▸ What you have to do
Give back the full material, exactly as it reads.

Dataset entries
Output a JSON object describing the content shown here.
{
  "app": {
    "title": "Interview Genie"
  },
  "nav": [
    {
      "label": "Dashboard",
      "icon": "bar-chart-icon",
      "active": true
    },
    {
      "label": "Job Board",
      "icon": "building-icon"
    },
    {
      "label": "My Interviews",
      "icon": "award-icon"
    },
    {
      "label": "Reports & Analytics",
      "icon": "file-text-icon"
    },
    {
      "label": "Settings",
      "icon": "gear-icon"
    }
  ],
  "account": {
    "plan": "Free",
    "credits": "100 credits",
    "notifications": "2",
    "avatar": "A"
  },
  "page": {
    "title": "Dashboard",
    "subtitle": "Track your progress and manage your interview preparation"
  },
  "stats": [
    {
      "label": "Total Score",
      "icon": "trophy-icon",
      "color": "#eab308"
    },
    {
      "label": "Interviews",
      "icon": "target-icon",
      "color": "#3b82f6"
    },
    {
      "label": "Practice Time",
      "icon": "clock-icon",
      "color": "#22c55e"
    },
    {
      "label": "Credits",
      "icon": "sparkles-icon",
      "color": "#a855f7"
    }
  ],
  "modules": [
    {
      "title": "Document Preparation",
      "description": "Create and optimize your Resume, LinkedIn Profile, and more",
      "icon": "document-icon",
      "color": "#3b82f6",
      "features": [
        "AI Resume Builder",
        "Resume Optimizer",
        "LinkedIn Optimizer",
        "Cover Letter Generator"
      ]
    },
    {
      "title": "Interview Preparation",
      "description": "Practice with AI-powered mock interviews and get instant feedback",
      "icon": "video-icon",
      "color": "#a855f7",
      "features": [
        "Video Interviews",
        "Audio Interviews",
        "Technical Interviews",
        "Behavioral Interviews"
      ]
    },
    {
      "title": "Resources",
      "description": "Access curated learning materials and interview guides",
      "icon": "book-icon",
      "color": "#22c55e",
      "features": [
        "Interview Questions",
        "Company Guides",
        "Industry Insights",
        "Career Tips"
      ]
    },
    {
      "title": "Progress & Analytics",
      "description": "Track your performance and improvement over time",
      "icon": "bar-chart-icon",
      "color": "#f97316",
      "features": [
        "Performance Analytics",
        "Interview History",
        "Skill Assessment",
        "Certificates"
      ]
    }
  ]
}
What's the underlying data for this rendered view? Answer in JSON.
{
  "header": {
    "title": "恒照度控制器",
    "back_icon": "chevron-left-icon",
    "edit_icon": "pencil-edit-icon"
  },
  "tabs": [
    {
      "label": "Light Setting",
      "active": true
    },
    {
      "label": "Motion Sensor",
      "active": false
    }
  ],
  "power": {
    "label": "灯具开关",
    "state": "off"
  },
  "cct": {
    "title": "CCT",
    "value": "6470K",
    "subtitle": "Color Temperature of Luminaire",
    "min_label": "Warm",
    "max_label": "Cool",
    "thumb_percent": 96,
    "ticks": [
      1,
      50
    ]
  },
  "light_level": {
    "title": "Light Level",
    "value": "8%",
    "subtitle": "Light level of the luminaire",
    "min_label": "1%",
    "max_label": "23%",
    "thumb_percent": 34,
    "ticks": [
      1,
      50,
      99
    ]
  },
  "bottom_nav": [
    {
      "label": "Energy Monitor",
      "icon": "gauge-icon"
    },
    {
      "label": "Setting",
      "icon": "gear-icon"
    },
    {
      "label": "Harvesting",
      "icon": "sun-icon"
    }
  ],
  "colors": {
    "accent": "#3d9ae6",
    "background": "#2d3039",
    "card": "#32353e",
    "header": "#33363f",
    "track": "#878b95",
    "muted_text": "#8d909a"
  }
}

▸ Result
Output a JSON object describing the content shown here.
{
  "app": {
    "title": "Interview Genie"
  },
  "nav": [
    {
      "label": "Dashboard",
      "icon": "bar-chart-icon",
      "active": true
    },
    {
      "label": "Job Board",
      "icon": "building-icon"
    },
    {
      "label": "My Interviews",
      "icon": "award-icon"
    },
    {
      "label": "Reports & Analytics",
      "icon": "file-text-icon"
    },
    {
      "label": "Settings",
      "icon": "gear-icon"
    }
  ],
  "account": {
    "plan": "Free",
    "credits": "100 credits",
    "notifications": "2",
    "avatar": "A"
  },
  "page": {
    "title": "Dashboard",
    "subtitle": "Track your progress and manage your interview preparation"
  },
  "stats": [
    {
      "label": "Total Score",
      "icon": "trophy-icon",
      "color": "#eab308"
    },
    {
      "label": "Interviews",
      "icon": "target-icon",
      "color": "#3b82f6"
    },
    {
      "label": "Practice Time",
      "icon": "clock-icon",
      "color": "#22c55e"
    },
    {
      "label": "Credits",
      "icon": "sparkles-icon",
      "color": "#a855f7"
    }
  ],
  "modules": [
    {
      "title": "Document Preparation",
      "description": "Create and optimize your Resume, LinkedIn Profile, and more",
      "icon": "document-icon",
      "color": "#3b82f6",
      "features": [
        "AI Resume Builder",
        "Resume Optimizer",
        "LinkedIn Optimizer",
        "Cover Letter Generator"
      ]
    },
    {
      "title": "Interview Preparation",
      "description": "Practice with AI-powered mock interviews and get instant feedback",
      "icon": "video-icon",
      "color": "#a855f7",
      "features": [
        "Video Interviews",
        "Audio Interviews",
        "Technical Interviews",
        "Behavioral Interviews"
      ]
    },
    {
      "title": "Resources",
      "description": "Access curated learning materials and interview guides",
      "icon": "book-icon",
      "color": "#22c55e",
      "features": [
        "Interview Questions",
        "Company Guides",
        "Industry Insights",
        "Career Tips"
      ]
    },
    {
      "title": "Progress & Analytics",
      "description": "Track your performance and improvement over time",
      "icon": "bar-chart-icon",
      "color": "#f97316",
      "features": [
        "Performance Analytics",
        "Interview History",
        "Skill Assessment",
        "Certificates"
      ]
    }
  ]
}
What's the underlying data for this rendered view? Answer in JSON.
{
  "header": {
    "title": "恒照度控制器",
    "back_icon": "chevron-left-icon",
    "edit_icon": "pencil-edit-icon"
  },
  "tabs": [
    {
      "label": "Light Setting",
      "active": true
    },
    {
      "label": "Motion Sensor",
      "active": false
    }
  ],
  "power": {
    "label": "灯具开关",
    "state": "off"
  },
  "cct": {
    "title": "CCT",
    "value": "6470K",
    "subtitle": "Color Temperature of Luminaire",
    "min_label": "Warm",
    "max_label": "Cool",
    "thumb_percent": 96,
    "ticks": [
      1,
      50
    ]
  },
  "light_level": {
    "title": "Light Level",
    "value": "8%",
    "subtitle": "Light level of the luminaire",
    "min_label": "1%",
    "max_label": "23%",
    "thumb_percent": 34,
    "ticks": [
      1,
      50,
      99
    ]
  },
  "bottom_nav": [
    {
      "label": "Energy Monitor",
      "icon": "gauge-icon"
    },
    {
      "label": "Setting",
      "icon": "gear-icon"
    },
    {
      "label": "Harvesting",
      "icon": "sun-icon"
    }
  ],
  "colors": {
    "accent": "#3d9ae6",
    "background": "#2d3039",
    "card": "#32353e",
    "header": "#33363f",
    "track": "#878b95",
    "muted_text": "#8d909a"
  }
}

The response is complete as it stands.